**WHAT YOU HAVE TO DO:**
Without the images, write out the whole listing exactly.

**TASK INPUT:**

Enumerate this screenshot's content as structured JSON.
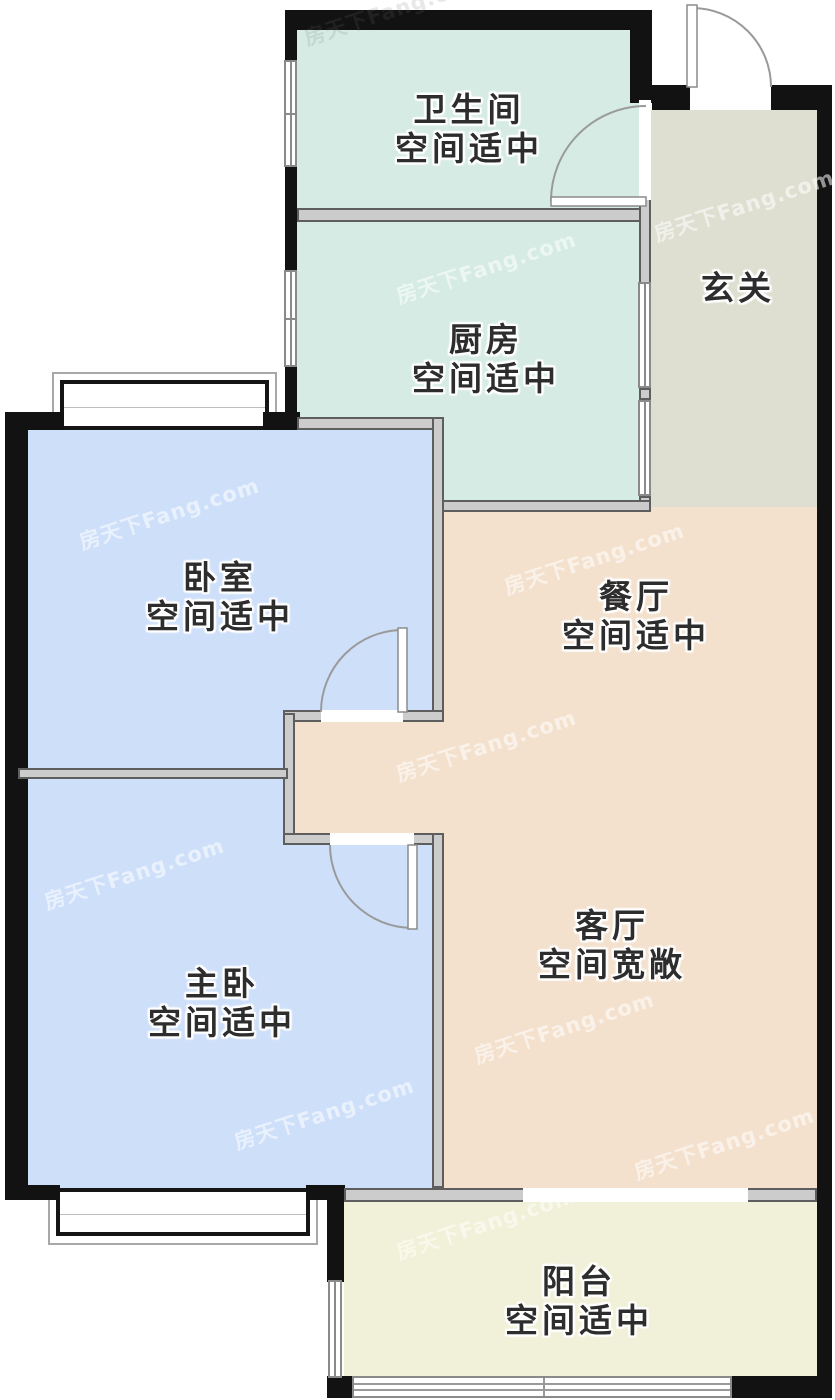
{
  "rooms": {
    "bathroom": {
      "name": "卫生间",
      "desc": "空间适中"
    },
    "kitchen": {
      "name": "厨房",
      "desc": "空间适中"
    },
    "entrance": {
      "name": "玄关",
      "desc": ""
    },
    "bedroom": {
      "name": "卧室",
      "desc": "空间适中"
    },
    "dining": {
      "name": "餐厅",
      "desc": "空间适中"
    },
    "master": {
      "name": "主卧",
      "desc": "空间适中"
    },
    "living": {
      "name": "客厅",
      "desc": "空间宽敞"
    },
    "balcony": {
      "name": "阳台",
      "desc": "空间适中"
    }
  },
  "colors": {
    "wet_block": "#d5ebe4",
    "entrance": "#dedfd1",
    "dining_living": "#f3e1ce",
    "bedrooms": "#cedffa",
    "balcony": "#f1f0d8",
    "wall_black": "#121212",
    "wall_gray": "#cccccc",
    "wall_gray_edge": "#5e5e5e",
    "door_arc": "#9a9a9a"
  },
  "watermark": {
    "text": "房天下Fang.com"
  }
}
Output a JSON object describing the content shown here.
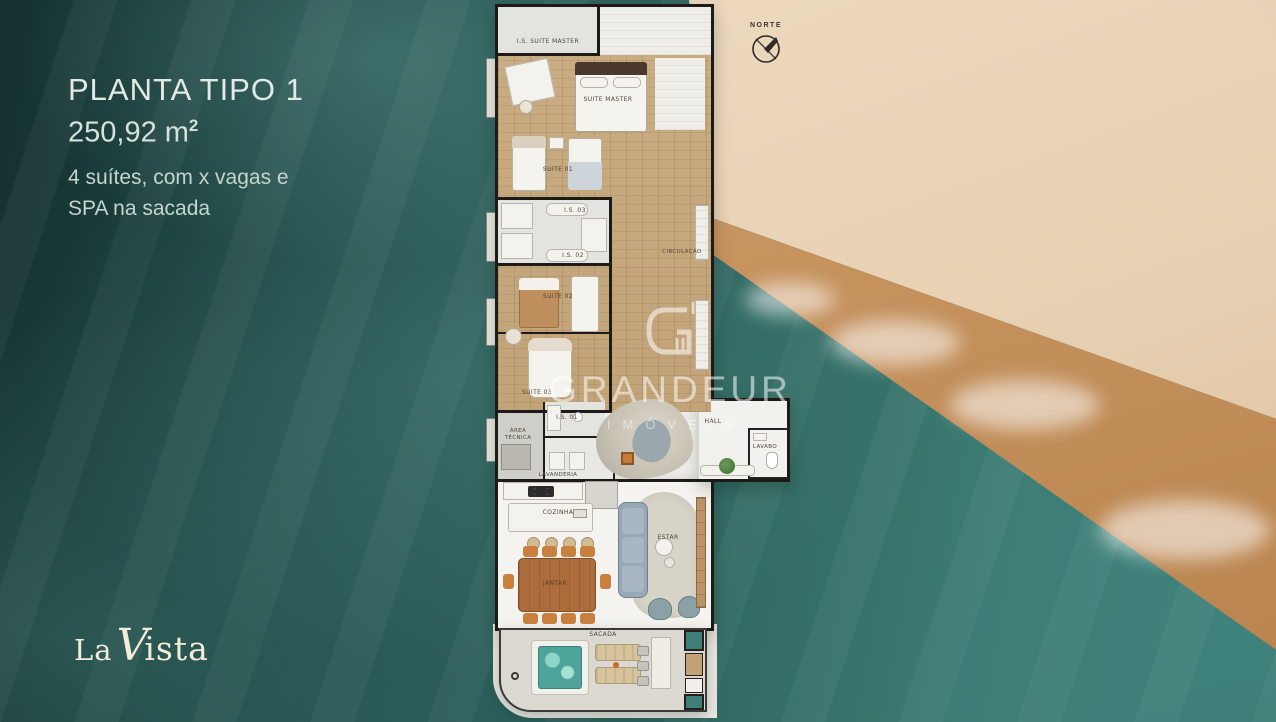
{
  "header": {
    "title": "PLANTA TIPO 1",
    "area": "250,92 m",
    "area_sup": "2",
    "desc_line1": "4 suítes, com x vagas e",
    "desc_line2": "SPA na sacada"
  },
  "compass": {
    "label": "NORTE"
  },
  "watermark": {
    "brand": "GRANDEUR",
    "subtitle": "IMÓVEIS"
  },
  "logo": {
    "la": "La",
    "v": "V",
    "ista": "ista"
  },
  "plan": {
    "rooms": [
      {
        "label": "I.S. SUITE MASTER"
      },
      {
        "label": "SUITE MASTER"
      },
      {
        "label": "SUITE 01"
      },
      {
        "label": "I.S. 03"
      },
      {
        "label": "I.S. 02"
      },
      {
        "label": "SUITE 02"
      },
      {
        "label": "CIRCULAÇÃO"
      },
      {
        "label": "SUITE 03"
      },
      {
        "label": "I.S. 01"
      },
      {
        "label": "ÁREA TÉCNICA"
      },
      {
        "label": "LAVANDERIA"
      },
      {
        "label": "HALL"
      },
      {
        "label": "LAVABO"
      },
      {
        "label": "COZINHA"
      },
      {
        "label": "JANTAR"
      },
      {
        "label": "ESTAR"
      },
      {
        "label": "SACADA"
      }
    ]
  },
  "colors": {
    "ocean_teal": "#2a5c58",
    "sand": "#e7d0b2",
    "wet_sand": "#c09058",
    "wood_floor": "#c5a77d",
    "wall": "#1d1b18",
    "spa_water": "#4ea39a",
    "dining_wood": "#ad6c3c",
    "sofa_blue": "#99a8b6",
    "title_text": "#e2eae5",
    "logo_cream": "#f2ecd9"
  }
}
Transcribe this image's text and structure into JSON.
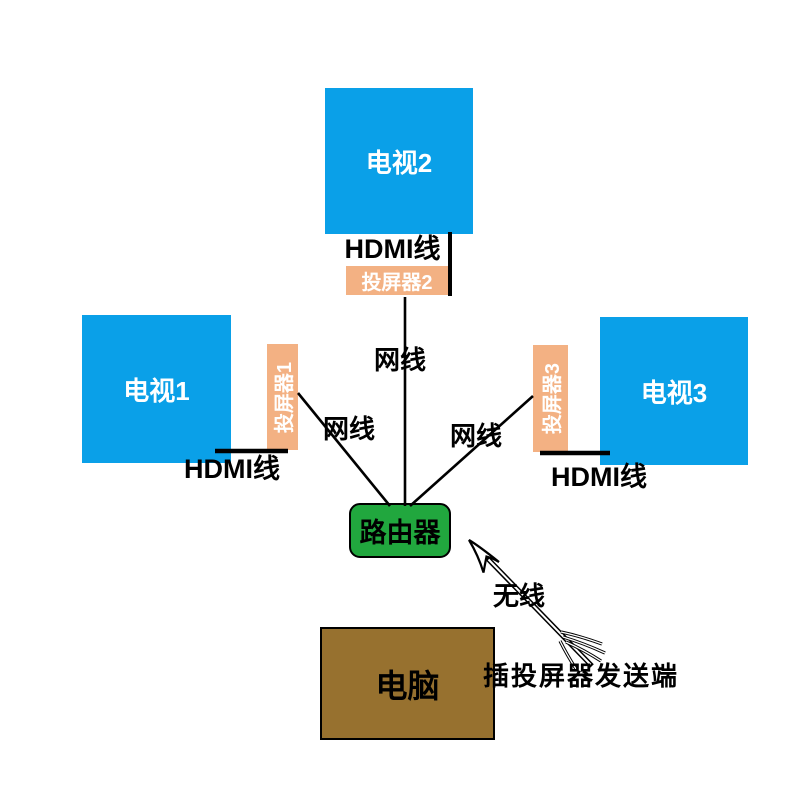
{
  "colors": {
    "background": "#ffffff",
    "tv": "#0aa0e8",
    "caster": "#f3b183",
    "router": "#21a73e",
    "computer": "#97712f",
    "line": "#000000",
    "tv-label": "#ffffff",
    "caster-label": "#ffffff",
    "text": "#000000"
  },
  "nodes": {
    "tv1": {
      "label": "电视1"
    },
    "tv2": {
      "label": "电视2"
    },
    "tv3": {
      "label": "电视3"
    },
    "caster1": {
      "label": "投屏器1"
    },
    "caster2": {
      "label": "投屏器2"
    },
    "caster3": {
      "label": "投屏器3"
    },
    "router": {
      "label": "路由器"
    },
    "computer": {
      "label": "电脑"
    }
  },
  "edges": {
    "hdmi1": {
      "label": "HDMI线",
      "type": "hdmi-cable"
    },
    "hdmi2": {
      "label": "HDMI线",
      "type": "hdmi-cable"
    },
    "hdmi3": {
      "label": "HDMI线",
      "type": "hdmi-cable"
    },
    "lan1": {
      "label": "网线",
      "type": "network-cable"
    },
    "lan2": {
      "label": "网线",
      "type": "network-cable"
    },
    "lan3": {
      "label": "网线",
      "type": "network-cable"
    },
    "wireless": {
      "label": "无线",
      "type": "wireless"
    }
  },
  "annotations": {
    "sender": "插投屏器发送端"
  }
}
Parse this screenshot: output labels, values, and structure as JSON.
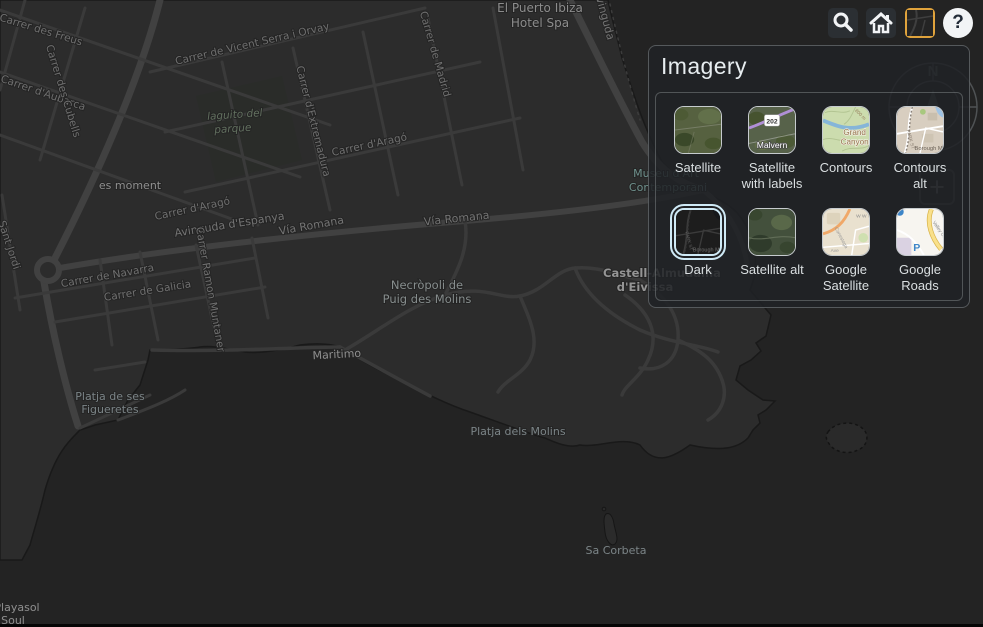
{
  "toolbar": {
    "search": "search",
    "home": "home",
    "imagery_toggle": "imagery basemap (active)",
    "help_glyph": "?"
  },
  "imagery_panel": {
    "title": "Imagery",
    "options": [
      {
        "label": "Satellite",
        "line1": "Satellite",
        "line2": "",
        "selected": false
      },
      {
        "label": "Satellite with labels",
        "line1": "Satellite",
        "line2": "with labels",
        "selected": false,
        "thumb": {
          "shield": "202",
          "town": "Malvern"
        }
      },
      {
        "label": "Contours",
        "line1": "Contours",
        "line2": "",
        "selected": false,
        "thumb": {
          "line1": "Grand",
          "line2": "Canyon",
          "contour": "800 m"
        }
      },
      {
        "label": "Contours alt",
        "line1": "Contours",
        "line2": "alt",
        "selected": false,
        "thumb": {
          "street": "PARK ST",
          "town": "Borough M"
        }
      },
      {
        "label": "Dark",
        "line1": "Dark",
        "line2": "",
        "selected": true,
        "thumb": {
          "street": "PARK ST",
          "town": "Borough M"
        }
      },
      {
        "label": "Satellite alt",
        "line1": "Satellite alt",
        "line2": "",
        "selected": false
      },
      {
        "label": "Google Satellite",
        "line1": "Google",
        "line2": "Satellite",
        "selected": false,
        "thumb": {
          "t1": "W W",
          "t2": "Conestoga",
          "t3": "Ave"
        }
      },
      {
        "label": "Google Roads",
        "line1": "Google",
        "line2": "Roads",
        "selected": false,
        "thumb": {
          "road": "Valley Creek Blvd",
          "parking": "P"
        }
      }
    ]
  },
  "map": {
    "compass_north": "N",
    "zoom_plus": "+",
    "labels": [
      "El Puerto Ibiza",
      "Hotel Spa",
      "Avinguda",
      "Carrer des Freus",
      "Carrer d'Aubarca",
      "Carrer des Cubells",
      "Carrer de Vicent Serra i Orvay",
      "Carrer de Madrid",
      "Carrer d'Extremadura",
      "laguito del",
      "parque",
      "es moment",
      "Carrer d'Aragó",
      "Carrer d'Aragó",
      "Avinguda d'Espanya",
      "Vía Romana",
      "Vía Romana",
      "Carrer de Navarra",
      "Carrer de Galicia",
      "Carrer Ramon Muntaner",
      "Sant Jordi",
      "Necròpoli de",
      "Puig des Molins",
      "Castell-Almudaina",
      "d'Eivissa",
      "Maritimo",
      "Platja de ses",
      "Figueretes",
      "Platja dels Molins",
      "Sa Corbeta",
      "Playasol",
      "Soul",
      "Museu d'Art",
      "Contemporani"
    ]
  },
  "colors": {
    "selected_thumb_border": "#cfeaf6",
    "active_tool_border": "#e0a33c",
    "panel_bg": "rgba(32,34,37,0.86)",
    "land": "#2c2c2c",
    "sea": "#232323",
    "road": "#3e3e3e"
  }
}
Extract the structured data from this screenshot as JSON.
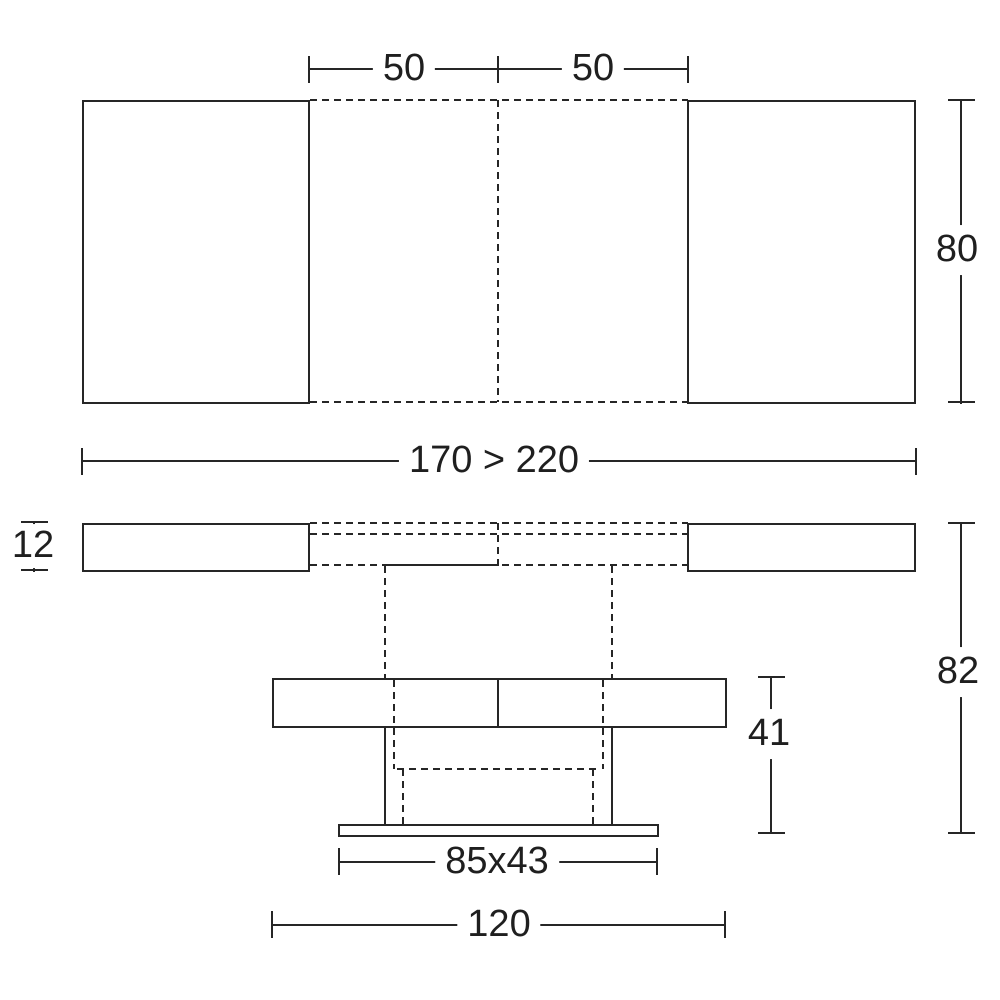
{
  "diagram": {
    "line_color": "#262626",
    "background_color": "#ffffff",
    "dims": {
      "leaf_left": "50",
      "leaf_right": "50",
      "depth": "80",
      "width_range": "170 > 220",
      "top_thickness": "12",
      "total_height": "82",
      "base_height": "41",
      "base_footprint": "85x43",
      "base_width": "120"
    }
  }
}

**TASK OUTPUT:**
Enumerate this screenshot's content as structured JSON.
{
  "rooms": {
    "bathroom": {
      "name": "卫生间",
      "desc": "空间适中"
    },
    "kitchen": {
      "name": "厨房",
      "desc": "空间适中"
    },
    "entrance": {
      "name": "玄关",
      "desc": ""
    },
    "bedroom": {
      "name": "卧室",
      "desc": "空间适中"
    },
    "dining": {
      "name": "餐厅",
      "desc": "空间适中"
    },
    "master": {
      "name": "主卧",
      "desc": "空间适中"
    },
    "living": {
      "name": "客厅",
      "desc": "空间宽敞"
    },
    "balcony": {
      "name": "阳台",
      "desc": "空间适中"
    }
  },
  "colors": {
    "wet_block": "#d5ebe4",
    "entrance": "#dedfd1",
    "dining_living": "#f3e1ce",
    "bedrooms": "#cedffa",
    "balcony": "#f1f0d8",
    "wall_black": "#121212",
    "wall_gray": "#cccccc",
    "wall_gray_edge": "#5e5e5e",
    "door_arc": "#9a9a9a"
  },
  "watermark": {
    "text": "房天下Fang.com"
  }
}
Output a JSON object describing the content shown here.
{
  "header": {
    "title": "PLANTA TIPO 1",
    "area": "250,92 m",
    "area_sup": "2",
    "desc_line1": "4 suítes, com x vagas e",
    "desc_line2": "SPA na sacada"
  },
  "compass": {
    "label": "NORTE"
  },
  "watermark": {
    "brand": "GRANDEUR",
    "subtitle": "IMÓVEIS"
  },
  "logo": {
    "la": "La",
    "v": "V",
    "ista": "ista"
  },
  "plan": {
    "rooms": [
      {
        "label": "I.S. SUITE MASTER"
      },
      {
        "label": "SUITE MASTER"
      },
      {
        "label": "SUITE 01"
      },
      {
        "label": "I.S. 03"
      },
      {
        "label": "I.S. 02"
      },
      {
        "label": "SUITE 02"
      },
      {
        "label": "CIRCULAÇÃO"
      },
      {
        "label": "SUITE 03"
      },
      {
        "label": "I.S. 01"
      },
      {
        "label": "ÁREA TÉCNICA"
      },
      {
        "label": "LAVANDERIA"
      },
      {
        "label": "HALL"
      },
      {
        "label": "LAVABO"
      },
      {
        "label": "COZINHA"
      },
      {
        "label": "JANTAR"
      },
      {
        "label": "ESTAR"
      },
      {
        "label": "SACADA"
      }
    ]
  },
  "colors": {
    "ocean_teal": "#2a5c58",
    "sand": "#e7d0b2",
    "wet_sand": "#c09058",
    "wood_floor": "#c5a77d",
    "wall": "#1d1b18",
    "spa_water": "#4ea39a",
    "dining_wood": "#ad6c3c",
    "sofa_blue": "#99a8b6",
    "title_text": "#e2eae5",
    "logo_cream": "#f2ecd9"
  }
}
Transcribe this image's text and structure into JSON.
{
  "colors": {
    "background": "#ffffff",
    "tv": "#0aa0e8",
    "caster": "#f3b183",
    "router": "#21a73e",
    "computer": "#97712f",
    "line": "#000000",
    "tv-label": "#ffffff",
    "caster-label": "#ffffff",
    "text": "#000000"
  },
  "nodes": {
    "tv1": {
      "label": "电视1"
    },
    "tv2": {
      "label": "电视2"
    },
    "tv3": {
      "label": "电视3"
    },
    "caster1": {
      "label": "投屏器1"
    },
    "caster2": {
      "label": "投屏器2"
    },
    "caster3": {
      "label": "投屏器3"
    },
    "router": {
      "label": "路由器"
    },
    "computer": {
      "label": "电脑"
    }
  },
  "edges": {
    "hdmi1": {
      "label": "HDMI线",
      "type": "hdmi-cable"
    },
    "hdmi2": {
      "label": "HDMI线",
      "type": "hdmi-cable"
    },
    "hdmi3": {
      "label": "HDMI线",
      "type": "hdmi-cable"
    },
    "lan1": {
      "label": "网线",
      "type": "network-cable"
    },
    "lan2": {
      "label": "网线",
      "type": "network-cable"
    },
    "lan3": {
      "label": "网线",
      "type": "network-cable"
    },
    "wireless": {
      "label": "无线",
      "type": "wireless"
    }
  },
  "annotations": {
    "sender": "插投屏器发送端"
  }
}
Parse this screenshot: output labels, values, and structure as JSON.
{
  "toolbar": {
    "search": "search",
    "home": "home",
    "imagery_toggle": "imagery basemap (active)",
    "help_glyph": "?"
  },
  "imagery_panel": {
    "title": "Imagery",
    "options": [
      {
        "label": "Satellite",
        "line1": "Satellite",
        "line2": "",
        "selected": false
      },
      {
        "label": "Satellite with labels",
        "line1": "Satellite",
        "line2": "with labels",
        "selected": false,
        "thumb": {
          "shield": "202",
          "town": "Malvern"
        }
      },
      {
        "label": "Contours",
        "line1": "Contours",
        "line2": "",
        "selected": false,
        "thumb": {
          "line1": "Grand",
          "line2": "Canyon",
          "contour": "800 m"
        }
      },
      {
        "label": "Contours alt",
        "line1": "Contours",
        "line2": "alt",
        "selected": false,
        "thumb": {
          "street": "PARK ST",
          "town": "Borough M"
        }
      },
      {
        "label": "Dark",
        "line1": "Dark",
        "line2": "",
        "selected": true,
        "thumb": {
          "street": "PARK ST",
          "town": "Borough M"
        }
      },
      {
        "label": "Satellite alt",
        "line1": "Satellite alt",
        "line2": "",
        "selected": false
      },
      {
        "label": "Google Satellite",
        "line1": "Google",
        "line2": "Satellite",
        "selected": false,
        "thumb": {
          "t1": "W W",
          "t2": "Conestoga",
          "t3": "Ave"
        }
      },
      {
        "label": "Google Roads",
        "line1": "Google",
        "line2": "Roads",
        "selected": false,
        "thumb": {
          "road": "Valley Creek Blvd",
          "parking": "P"
        }
      }
    ]
  },
  "map": {
    "compass_north": "N",
    "zoom_plus": "+",
    "labels": [
      "El Puerto Ibiza",
      "Hotel Spa",
      "Avinguda",
      "Carrer des Freus",
      "Carrer d'Aubarca",
      "Carrer des Cubells",
      "Carrer de Vicent Serra i Orvay",
      "Carrer de Madrid",
      "Carrer d'Extremadura",
      "laguito del",
      "parque",
      "es moment",
      "Carrer d'Aragó",
      "Carrer d'Aragó",
      "Avinguda d'Espanya",
      "Vía Romana",
      "Vía Romana",
      "Carrer de Navarra",
      "Carrer de Galicia",
      "Carrer Ramon Muntaner",
      "Sant Jordi",
      "Necròpoli de",
      "Puig des Molins",
      "Castell-Almudaina",
      "d'Eivissa",
      "Maritimo",
      "Platja de ses",
      "Figueretes",
      "Platja dels Molins",
      "Sa Corbeta",
      "Playasol",
      "Soul",
      "Museu d'Art",
      "Contemporani"
    ]
  },
  "colors": {
    "selected_thumb_border": "#cfeaf6",
    "active_tool_border": "#e0a33c",
    "panel_bg": "rgba(32,34,37,0.86)",
    "land": "#2c2c2c",
    "sea": "#232323",
    "road": "#3e3e3e"
  }
}
Extract the structured data from this screenshot as JSON.
{
  "diagram": {
    "line_color": "#262626",
    "background_color": "#ffffff",
    "dims": {
      "leaf_left": "50",
      "leaf_right": "50",
      "depth": "80",
      "width_range": "170 > 220",
      "top_thickness": "12",
      "total_height": "82",
      "base_height": "41",
      "base_footprint": "85x43",
      "base_width": "120"
    }
  }
}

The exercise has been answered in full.